--- start of Extracted data ---

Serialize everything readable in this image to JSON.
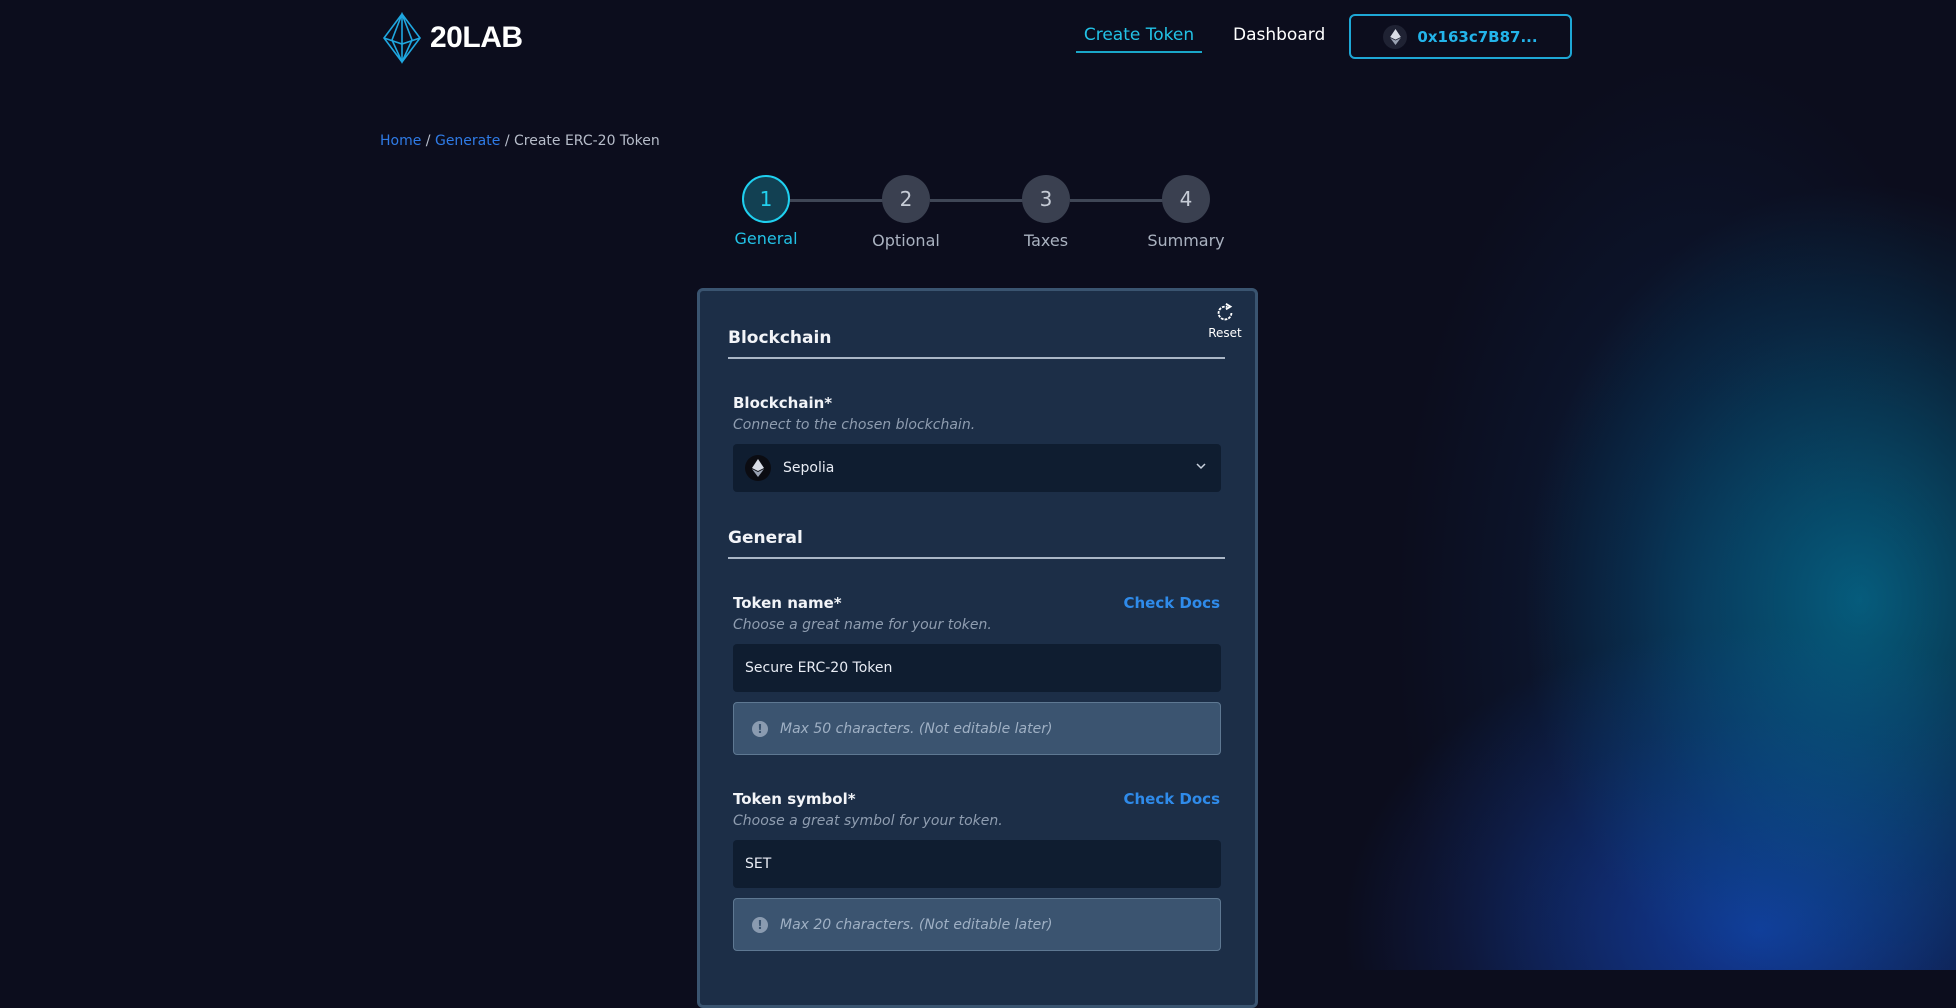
{
  "header": {
    "logo_text": "20LAB",
    "nav": {
      "create_token": "Create Token",
      "dashboard": "Dashboard"
    },
    "wallet": {
      "address": "0x163c7B87...",
      "icon": "ethereum-icon"
    }
  },
  "breadcrumb": {
    "home": "Home",
    "separator": "/",
    "generate": "Generate",
    "current": "Create ERC-20 Token"
  },
  "stepper": {
    "active_step": 1,
    "steps": [
      {
        "number": "1",
        "label": "General"
      },
      {
        "number": "2",
        "label": "Optional"
      },
      {
        "number": "3",
        "label": "Taxes"
      },
      {
        "number": "4",
        "label": "Summary"
      }
    ]
  },
  "card": {
    "reset_label": "Reset",
    "blockchain_section": {
      "title": "Blockchain",
      "field_label": "Blockchain*",
      "field_help": "Connect to the chosen blockchain.",
      "selected": "Sepolia"
    },
    "general_section": {
      "title": "General",
      "token_name": {
        "label": "Token name*",
        "help": "Choose a great name for your token.",
        "docs_link": "Check Docs",
        "value": "Secure ERC-20 Token",
        "hint": "Max 50 characters. (Not editable later)"
      },
      "token_symbol": {
        "label": "Token symbol*",
        "help": "Choose a great symbol for your token.",
        "docs_link": "Check Docs",
        "value": "SET",
        "hint": "Max 20 characters. (Not editable later)"
      }
    }
  },
  "colors": {
    "accent": "#22c2e6",
    "link": "#2f7be6",
    "background": "#0c0d1d",
    "card": "#1c2e47"
  }
}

--- end of Extracted data ---

**Request:** Quote all of the entries word for word, omitting any pictures.

**Expected answer:**
Serialize everything readable in this image to JSON.
{
  "header": {
    "logo_text": "20LAB",
    "nav": {
      "create_token": "Create Token",
      "dashboard": "Dashboard"
    },
    "wallet": {
      "address": "0x163c7B87...",
      "icon": "ethereum-icon"
    }
  },
  "breadcrumb": {
    "home": "Home",
    "separator": "/",
    "generate": "Generate",
    "current": "Create ERC-20 Token"
  },
  "stepper": {
    "active_step": 1,
    "steps": [
      {
        "number": "1",
        "label": "General"
      },
      {
        "number": "2",
        "label": "Optional"
      },
      {
        "number": "3",
        "label": "Taxes"
      },
      {
        "number": "4",
        "label": "Summary"
      }
    ]
  },
  "card": {
    "reset_label": "Reset",
    "blockchain_section": {
      "title": "Blockchain",
      "field_label": "Blockchain*",
      "field_help": "Connect to the chosen blockchain.",
      "selected": "Sepolia"
    },
    "general_section": {
      "title": "General",
      "token_name": {
        "label": "Token name*",
        "help": "Choose a great name for your token.",
        "docs_link": "Check Docs",
        "value": "Secure ERC-20 Token",
        "hint": "Max 50 characters. (Not editable later)"
      },
      "token_symbol": {
        "label": "Token symbol*",
        "help": "Choose a great symbol for your token.",
        "docs_link": "Check Docs",
        "value": "SET",
        "hint": "Max 20 characters. (Not editable later)"
      }
    }
  },
  "colors": {
    "accent": "#22c2e6",
    "link": "#2f7be6",
    "background": "#0c0d1d",
    "card": "#1c2e47"
  }
}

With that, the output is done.